DESCRIPTION OF THE TASK:
Print the whole listing exactly.

DATA FOR THE TASK:

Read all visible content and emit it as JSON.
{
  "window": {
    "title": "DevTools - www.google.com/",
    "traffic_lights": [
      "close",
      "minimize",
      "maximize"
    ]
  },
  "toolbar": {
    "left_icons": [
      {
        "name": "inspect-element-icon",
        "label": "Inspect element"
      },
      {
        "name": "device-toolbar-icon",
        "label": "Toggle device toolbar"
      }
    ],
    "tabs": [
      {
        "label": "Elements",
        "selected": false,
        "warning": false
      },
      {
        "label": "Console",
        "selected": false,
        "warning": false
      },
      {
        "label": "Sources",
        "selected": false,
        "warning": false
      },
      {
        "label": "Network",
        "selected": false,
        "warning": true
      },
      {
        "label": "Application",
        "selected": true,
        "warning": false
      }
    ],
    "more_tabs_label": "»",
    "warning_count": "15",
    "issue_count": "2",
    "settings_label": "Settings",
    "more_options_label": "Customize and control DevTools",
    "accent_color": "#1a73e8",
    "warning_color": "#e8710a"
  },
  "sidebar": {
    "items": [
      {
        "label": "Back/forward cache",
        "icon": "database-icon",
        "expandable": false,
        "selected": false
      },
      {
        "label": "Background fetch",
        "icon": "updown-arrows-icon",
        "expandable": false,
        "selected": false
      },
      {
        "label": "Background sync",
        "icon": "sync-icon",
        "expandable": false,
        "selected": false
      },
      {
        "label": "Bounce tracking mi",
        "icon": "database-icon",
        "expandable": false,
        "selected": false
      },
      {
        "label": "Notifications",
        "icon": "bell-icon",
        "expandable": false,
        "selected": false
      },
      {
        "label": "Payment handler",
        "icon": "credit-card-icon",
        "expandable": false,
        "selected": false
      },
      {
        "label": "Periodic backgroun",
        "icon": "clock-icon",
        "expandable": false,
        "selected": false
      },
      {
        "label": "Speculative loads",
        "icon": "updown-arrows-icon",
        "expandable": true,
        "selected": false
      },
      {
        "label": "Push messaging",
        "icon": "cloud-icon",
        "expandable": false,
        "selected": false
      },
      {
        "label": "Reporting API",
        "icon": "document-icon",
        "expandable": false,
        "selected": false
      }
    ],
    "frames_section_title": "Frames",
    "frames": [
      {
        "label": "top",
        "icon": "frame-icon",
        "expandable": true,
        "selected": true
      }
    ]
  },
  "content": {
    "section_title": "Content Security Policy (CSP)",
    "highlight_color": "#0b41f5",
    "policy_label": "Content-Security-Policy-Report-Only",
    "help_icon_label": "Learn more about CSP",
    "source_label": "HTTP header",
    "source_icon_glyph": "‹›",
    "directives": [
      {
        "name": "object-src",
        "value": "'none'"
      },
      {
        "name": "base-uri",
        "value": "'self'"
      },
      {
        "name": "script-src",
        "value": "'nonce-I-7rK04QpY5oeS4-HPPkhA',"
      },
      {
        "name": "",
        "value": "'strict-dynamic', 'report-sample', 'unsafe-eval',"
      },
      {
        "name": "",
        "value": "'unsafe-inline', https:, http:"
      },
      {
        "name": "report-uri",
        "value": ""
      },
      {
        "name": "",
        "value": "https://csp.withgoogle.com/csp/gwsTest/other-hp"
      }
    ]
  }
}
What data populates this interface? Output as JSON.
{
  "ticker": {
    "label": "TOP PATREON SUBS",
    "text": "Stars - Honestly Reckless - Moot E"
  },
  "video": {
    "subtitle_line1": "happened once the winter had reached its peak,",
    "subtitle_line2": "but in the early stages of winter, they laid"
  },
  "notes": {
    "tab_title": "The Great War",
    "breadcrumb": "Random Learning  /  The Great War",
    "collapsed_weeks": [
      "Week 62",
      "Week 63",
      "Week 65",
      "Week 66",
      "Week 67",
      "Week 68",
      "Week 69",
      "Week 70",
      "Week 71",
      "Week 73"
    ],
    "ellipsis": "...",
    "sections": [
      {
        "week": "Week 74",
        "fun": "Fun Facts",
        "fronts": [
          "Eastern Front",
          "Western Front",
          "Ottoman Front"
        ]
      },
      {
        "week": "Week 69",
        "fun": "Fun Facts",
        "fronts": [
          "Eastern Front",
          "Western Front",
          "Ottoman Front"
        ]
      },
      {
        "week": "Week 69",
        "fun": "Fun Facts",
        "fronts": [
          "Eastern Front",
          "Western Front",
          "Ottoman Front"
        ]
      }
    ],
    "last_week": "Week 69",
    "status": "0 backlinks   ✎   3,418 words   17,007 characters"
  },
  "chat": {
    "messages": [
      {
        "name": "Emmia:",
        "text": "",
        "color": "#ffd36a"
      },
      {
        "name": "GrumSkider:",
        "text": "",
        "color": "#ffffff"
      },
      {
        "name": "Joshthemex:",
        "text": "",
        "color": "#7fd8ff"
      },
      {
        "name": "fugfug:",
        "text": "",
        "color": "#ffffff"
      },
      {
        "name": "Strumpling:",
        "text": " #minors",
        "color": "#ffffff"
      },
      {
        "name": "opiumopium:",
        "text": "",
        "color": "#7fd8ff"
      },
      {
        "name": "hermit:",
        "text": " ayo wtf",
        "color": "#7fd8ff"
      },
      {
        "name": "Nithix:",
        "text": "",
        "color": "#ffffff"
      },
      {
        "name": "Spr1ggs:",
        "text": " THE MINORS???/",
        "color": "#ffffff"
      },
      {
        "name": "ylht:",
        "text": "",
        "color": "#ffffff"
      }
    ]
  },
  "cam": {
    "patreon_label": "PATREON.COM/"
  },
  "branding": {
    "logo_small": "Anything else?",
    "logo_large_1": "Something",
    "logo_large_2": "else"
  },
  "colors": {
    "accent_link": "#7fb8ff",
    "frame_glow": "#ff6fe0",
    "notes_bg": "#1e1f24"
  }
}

THE RESULT:
Read all visible content and emit it as JSON.
{
  "window": {
    "title": "DevTools - www.google.com/",
    "traffic_lights": [
      "close",
      "minimize",
      "maximize"
    ]
  },
  "toolbar": {
    "left_icons": [
      {
        "name": "inspect-element-icon",
        "label": "Inspect element"
      },
      {
        "name": "device-toolbar-icon",
        "label": "Toggle device toolbar"
      }
    ],
    "tabs": [
      {
        "label": "Elements",
        "selected": false,
        "warning": false
      },
      {
        "label": "Console",
        "selected": false,
        "warning": false
      },
      {
        "label": "Sources",
        "selected": false,
        "warning": false
      },
      {
        "label": "Network",
        "selected": false,
        "warning": true
      },
      {
        "label": "Application",
        "selected": true,
        "warning": false
      }
    ],
    "more_tabs_label": "»",
    "warning_count": "15",
    "issue_count": "2",
    "settings_label": "Settings",
    "more_options_label": "Customize and control DevTools",
    "accent_color": "#1a73e8",
    "warning_color": "#e8710a"
  },
  "sidebar": {
    "items": [
      {
        "label": "Back/forward cache",
        "icon": "database-icon",
        "expandable": false,
        "selected": false
      },
      {
        "label": "Background fetch",
        "icon": "updown-arrows-icon",
        "expandable": false,
        "selected": false
      },
      {
        "label": "Background sync",
        "icon": "sync-icon",
        "expandable": false,
        "selected": false
      },
      {
        "label": "Bounce tracking mi",
        "icon": "database-icon",
        "expandable": false,
        "selected": false
      },
      {
        "label": "Notifications",
        "icon": "bell-icon",
        "expandable": false,
        "selected": false
      },
      {
        "label": "Payment handler",
        "icon": "credit-card-icon",
        "expandable": false,
        "selected": false
      },
      {
        "label": "Periodic backgroun",
        "icon": "clock-icon",
        "expandable": false,
        "selected": false
      },
      {
        "label": "Speculative loads",
        "icon": "updown-arrows-icon",
        "expandable": true,
        "selected": false
      },
      {
        "label": "Push messaging",
        "icon": "cloud-icon",
        "expandable": false,
        "selected": false
      },
      {
        "label": "Reporting API",
        "icon": "document-icon",
        "expandable": false,
        "selected": false
      }
    ],
    "frames_section_title": "Frames",
    "frames": [
      {
        "label": "top",
        "icon": "frame-icon",
        "expandable": true,
        "selected": true
      }
    ]
  },
  "content": {
    "section_title": "Content Security Policy (CSP)",
    "highlight_color": "#0b41f5",
    "policy_label": "Content-Security-Policy-Report-Only",
    "help_icon_label": "Learn more about CSP",
    "source_label": "HTTP header",
    "source_icon_glyph": "‹›",
    "directives": [
      {
        "name": "object-src",
        "value": "'none'"
      },
      {
        "name": "base-uri",
        "value": "'self'"
      },
      {
        "name": "script-src",
        "value": "'nonce-I-7rK04QpY5oeS4-HPPkhA',"
      },
      {
        "name": "",
        "value": "'strict-dynamic', 'report-sample', 'unsafe-eval',"
      },
      {
        "name": "",
        "value": "'unsafe-inline', https:, http:"
      },
      {
        "name": "report-uri",
        "value": ""
      },
      {
        "name": "",
        "value": "https://csp.withgoogle.com/csp/gwsTest/other-hp"
      }
    ]
  }
}
What data populates this interface? Output as JSON.
{
  "ticker": {
    "label": "TOP PATREON SUBS",
    "text": "Stars - Honestly Reckless - Moot E"
  },
  "video": {
    "subtitle_line1": "happened once the winter had reached its peak,",
    "subtitle_line2": "but in the early stages of winter, they laid"
  },
  "notes": {
    "tab_title": "The Great War",
    "breadcrumb": "Random Learning  /  The Great War",
    "collapsed_weeks": [
      "Week 62",
      "Week 63",
      "Week 65",
      "Week 66",
      "Week 67",
      "Week 68",
      "Week 69",
      "Week 70",
      "Week 71",
      "Week 73"
    ],
    "ellipsis": "...",
    "sections": [
      {
        "week": "Week 74",
        "fun": "Fun Facts",
        "fronts": [
          "Eastern Front",
          "Western Front",
          "Ottoman Front"
        ]
      },
      {
        "week": "Week 69",
        "fun": "Fun Facts",
        "fronts": [
          "Eastern Front",
          "Western Front",
          "Ottoman Front"
        ]
      },
      {
        "week": "Week 69",
        "fun": "Fun Facts",
        "fronts": [
          "Eastern Front",
          "Western Front",
          "Ottoman Front"
        ]
      }
    ],
    "last_week": "Week 69",
    "status": "0 backlinks   ✎   3,418 words   17,007 characters"
  },
  "chat": {
    "messages": [
      {
        "name": "Emmia:",
        "text": "",
        "color": "#ffd36a"
      },
      {
        "name": "GrumSkider:",
        "text": "",
        "color": "#ffffff"
      },
      {
        "name": "Joshthemex:",
        "text": "",
        "color": "#7fd8ff"
      },
      {
        "name": "fugfug:",
        "text": "",
        "color": "#ffffff"
      },
      {
        "name": "Strumpling:",
        "text": " #minors",
        "color": "#ffffff"
      },
      {
        "name": "opiumopium:",
        "text": "",
        "color": "#7fd8ff"
      },
      {
        "name": "hermit:",
        "text": " ayo wtf",
        "color": "#7fd8ff"
      },
      {
        "name": "Nithix:",
        "text": "",
        "color": "#ffffff"
      },
      {
        "name": "Spr1ggs:",
        "text": " THE MINORS???/",
        "color": "#ffffff"
      },
      {
        "name": "ylht:",
        "text": "",
        "color": "#ffffff"
      }
    ]
  },
  "cam": {
    "patreon_label": "PATREON.COM/"
  },
  "branding": {
    "logo_small": "Anything else?",
    "logo_large_1": "Something",
    "logo_large_2": "else"
  },
  "colors": {
    "accent_link": "#7fb8ff",
    "frame_glow": "#ff6fe0",
    "notes_bg": "#1e1f24"
  }
}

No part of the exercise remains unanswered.